┌─ DATA ENTRIES

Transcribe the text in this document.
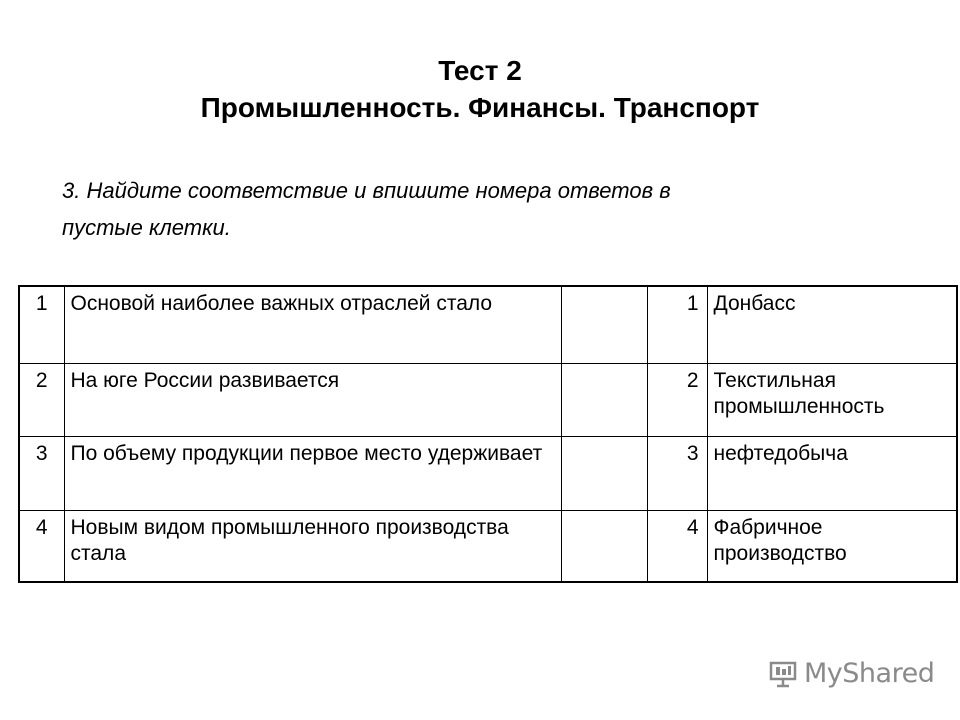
Тест 2
Промышленность. Финансы. Транспорт

3. Найдите соответствие и впишите номера ответов в
пустые клетки.

1	Основой наиболее важных отраслей стало		1	Донбасс
2	На юге России развивается		2	Текстильная промышленность
3	По объему продукции первое место удерживает		3	нефтедобыча
4	Новым видом промышленного производства стала		4	Фабричное производство
MyShared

└─

# SET EXERCISE
Give an exact copy of the material, leaving out every picture.

# OUTPUT
Transcribe the text in this document.
Тест 2
Промышленность. Финансы. Транспорт

3. Найдите соответствие и впишите номера ответов в
пустые клетки.

1	Основой наиболее важных отраслей стало		1	Донбасс
2	На юге России развивается		2	Текстильная промышленность
3	По объему продукции первое место удерживает		3	нефтедобыча
4	Новым видом промышленного производства стала		4	Фабричное производство
MyShared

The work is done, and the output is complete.